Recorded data
::::::::

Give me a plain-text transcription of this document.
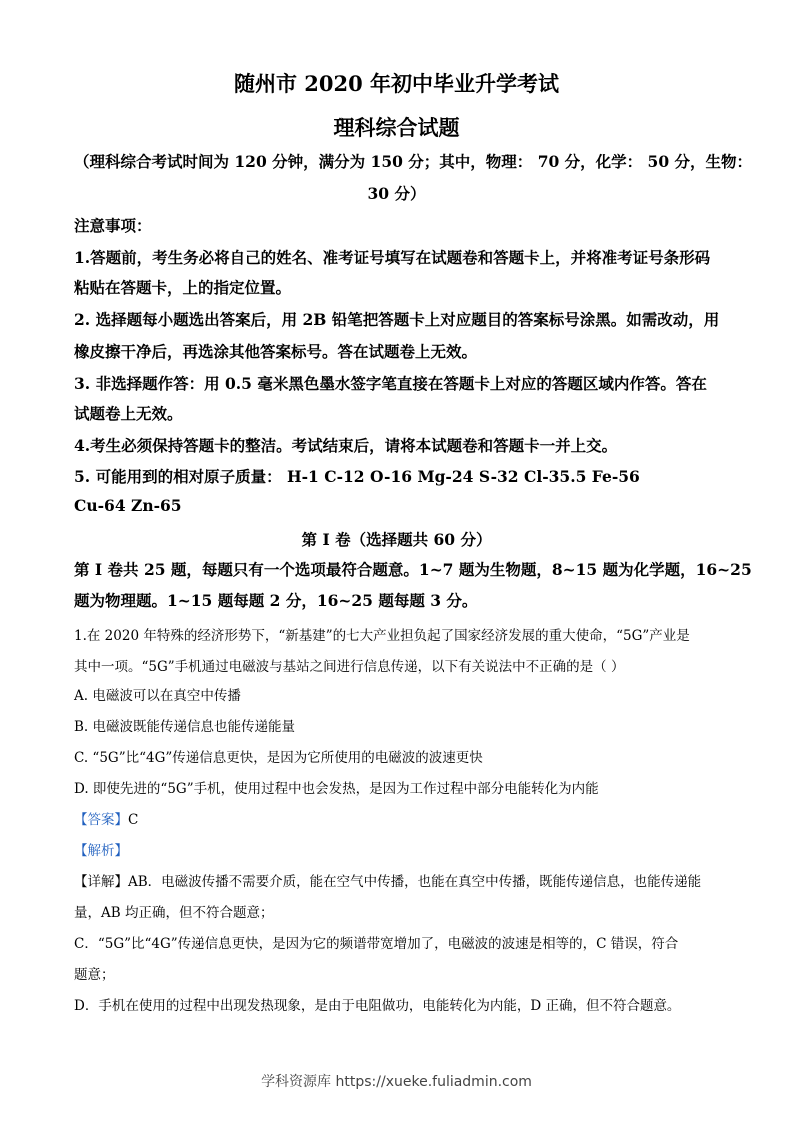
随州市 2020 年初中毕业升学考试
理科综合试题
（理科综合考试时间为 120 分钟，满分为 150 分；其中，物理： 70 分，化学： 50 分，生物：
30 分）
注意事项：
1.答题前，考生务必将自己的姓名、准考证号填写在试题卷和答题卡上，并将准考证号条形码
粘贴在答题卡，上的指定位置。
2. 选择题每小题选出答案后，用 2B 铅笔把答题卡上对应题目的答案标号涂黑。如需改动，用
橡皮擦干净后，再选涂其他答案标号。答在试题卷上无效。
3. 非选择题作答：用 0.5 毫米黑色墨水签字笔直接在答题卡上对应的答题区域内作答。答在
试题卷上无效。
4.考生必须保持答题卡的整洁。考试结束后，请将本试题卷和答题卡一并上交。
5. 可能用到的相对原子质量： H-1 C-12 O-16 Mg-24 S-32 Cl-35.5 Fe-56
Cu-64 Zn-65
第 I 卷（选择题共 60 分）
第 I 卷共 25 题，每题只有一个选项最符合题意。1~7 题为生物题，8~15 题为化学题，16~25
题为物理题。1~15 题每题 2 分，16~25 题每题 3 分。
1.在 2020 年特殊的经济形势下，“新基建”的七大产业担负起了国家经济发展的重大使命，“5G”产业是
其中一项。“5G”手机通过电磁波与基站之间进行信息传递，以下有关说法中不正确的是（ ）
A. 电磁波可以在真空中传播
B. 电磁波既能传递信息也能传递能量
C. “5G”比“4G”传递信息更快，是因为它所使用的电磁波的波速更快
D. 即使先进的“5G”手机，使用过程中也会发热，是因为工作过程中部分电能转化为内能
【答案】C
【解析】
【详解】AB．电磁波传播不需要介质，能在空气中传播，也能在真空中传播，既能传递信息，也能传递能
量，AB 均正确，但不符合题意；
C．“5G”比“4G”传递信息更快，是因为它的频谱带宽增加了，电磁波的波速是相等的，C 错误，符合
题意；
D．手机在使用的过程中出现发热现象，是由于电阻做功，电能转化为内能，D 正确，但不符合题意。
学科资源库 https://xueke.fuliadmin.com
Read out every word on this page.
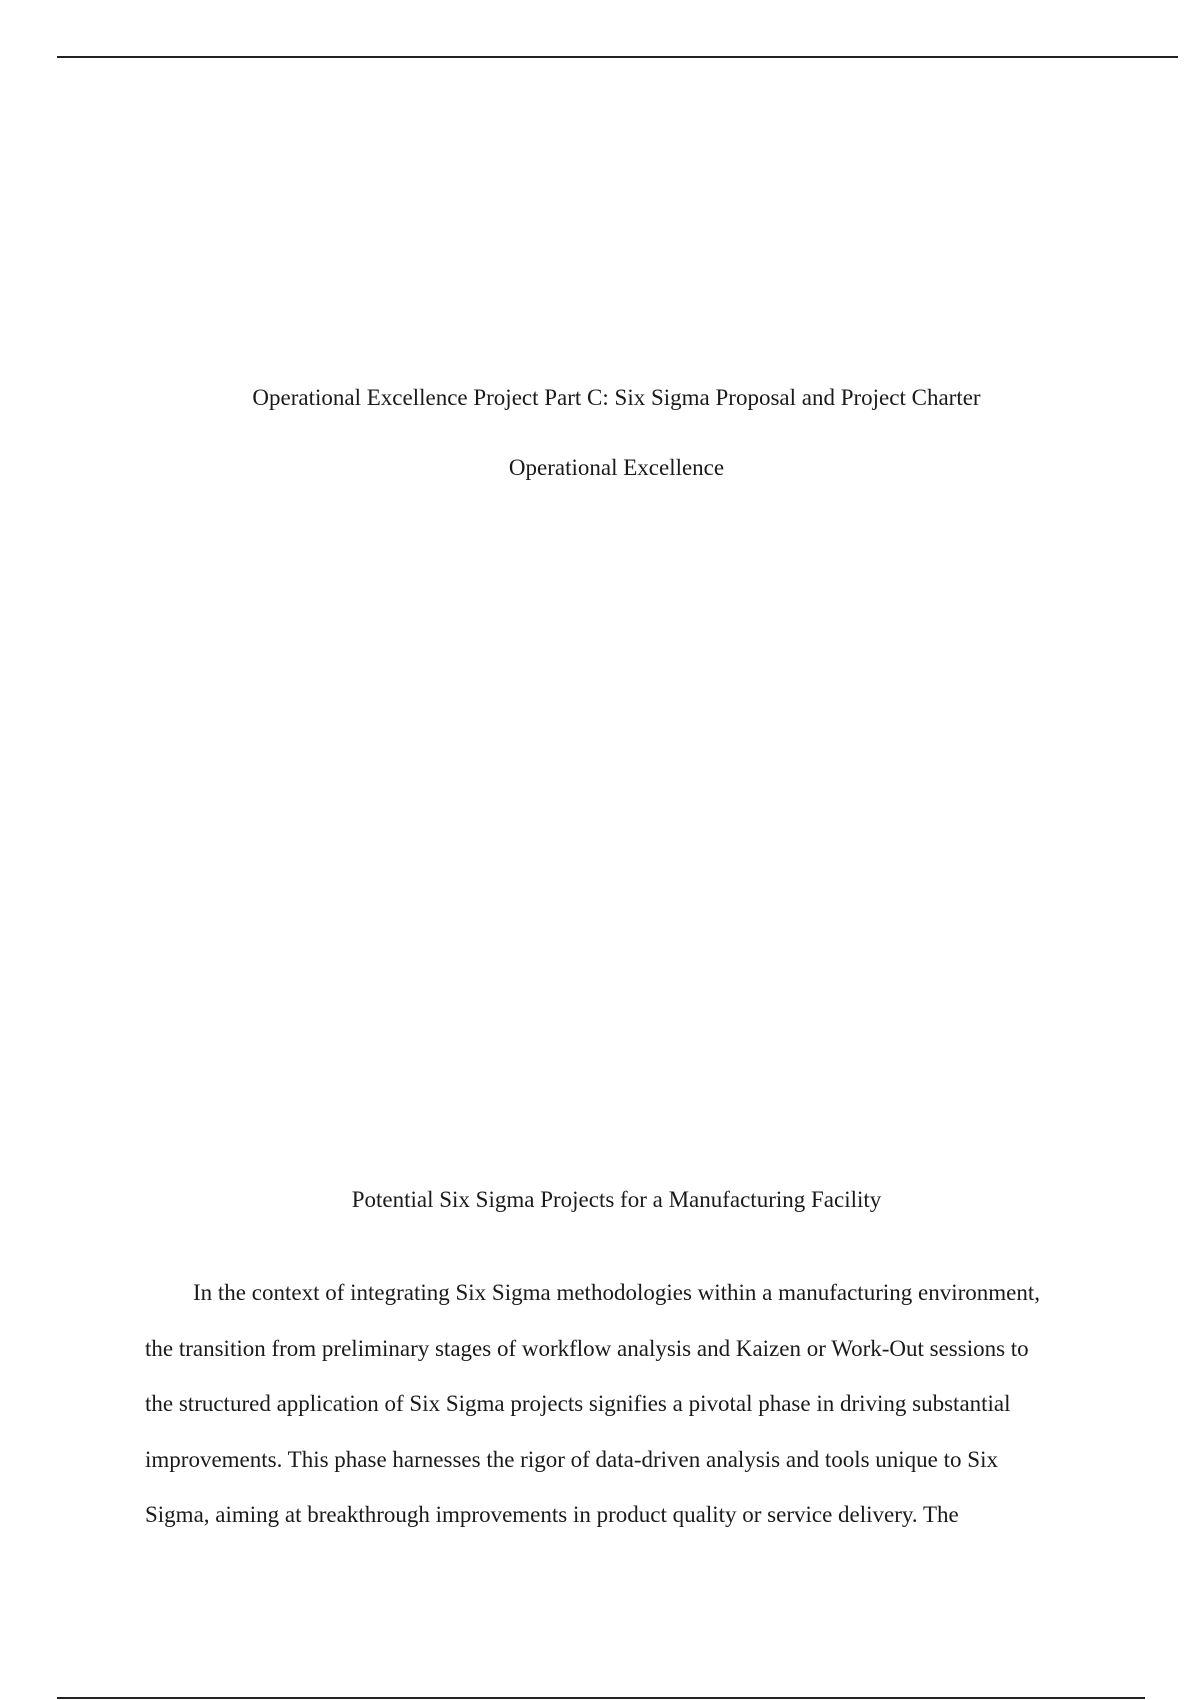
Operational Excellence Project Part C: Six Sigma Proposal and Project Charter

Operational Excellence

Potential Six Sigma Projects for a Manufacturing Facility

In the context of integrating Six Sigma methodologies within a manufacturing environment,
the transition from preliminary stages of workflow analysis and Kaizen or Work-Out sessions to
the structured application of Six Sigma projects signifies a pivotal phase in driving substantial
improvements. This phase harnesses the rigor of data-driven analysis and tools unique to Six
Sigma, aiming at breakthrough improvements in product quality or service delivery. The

::::::::

*Stated exercise*: Without including any pictures, output all the entries above exactly.

*Worked answer*:
Give me a plain-text transcription of this document.
随州市 2020 年初中毕业升学考试
理科综合试题
（理科综合考试时间为 120 分钟，满分为 150 分；其中，物理： 70 分，化学： 50 分，生物：
30 分）
注意事项：
1.答题前，考生务必将自己的姓名、准考证号填写在试题卷和答题卡上，并将准考证号条形码
粘贴在答题卡，上的指定位置。
2. 选择题每小题选出答案后，用 2B 铅笔把答题卡上对应题目的答案标号涂黑。如需改动，用
橡皮擦干净后，再选涂其他答案标号。答在试题卷上无效。
3. 非选择题作答：用 0.5 毫米黑色墨水签字笔直接在答题卡上对应的答题区域内作答。答在
试题卷上无效。
4.考生必须保持答题卡的整洁。考试结束后，请将本试题卷和答题卡一并上交。
5. 可能用到的相对原子质量： H-1 C-12 O-16 Mg-24 S-32 Cl-35.5 Fe-56
Cu-64 Zn-65
第 I 卷（选择题共 60 分）
第 I 卷共 25 题，每题只有一个选项最符合题意。1~7 题为生物题，8~15 题为化学题，16~25
题为物理题。1~15 题每题 2 分，16~25 题每题 3 分。
1.在 2020 年特殊的经济形势下，“新基建”的七大产业担负起了国家经济发展的重大使命，“5G”产业是
其中一项。“5G”手机通过电磁波与基站之间进行信息传递，以下有关说法中不正确的是（ ）
A. 电磁波可以在真空中传播
B. 电磁波既能传递信息也能传递能量
C. “5G”比“4G”传递信息更快，是因为它所使用的电磁波的波速更快
D. 即使先进的“5G”手机，使用过程中也会发热，是因为工作过程中部分电能转化为内能
【答案】C
【解析】
【详解】AB．电磁波传播不需要介质，能在空气中传播，也能在真空中传播，既能传递信息，也能传递能
量，AB 均正确，但不符合题意；
C．“5G”比“4G”传递信息更快，是因为它的频谱带宽增加了，电磁波的波速是相等的，C 错误，符合
题意；
D．手机在使用的过程中出现发热现象，是由于电阻做功，电能转化为内能，D 正确，但不符合题意。
学科资源库 https://xueke.fuliadmin.com
Read out every word on this page.
Operational Excellence Project Part C: Six Sigma Proposal and Project Charter

Operational Excellence

Potential Six Sigma Projects for a Manufacturing Facility

In the context of integrating Six Sigma methodologies within a manufacturing environment,
the transition from preliminary stages of workflow analysis and Kaizen or Work-Out sessions to
the structured application of Six Sigma projects signifies a pivotal phase in driving substantial
improvements. This phase harnesses the rigor of data-driven analysis and tools unique to Six
Sigma, aiming at breakthrough improvements in product quality or service delivery. The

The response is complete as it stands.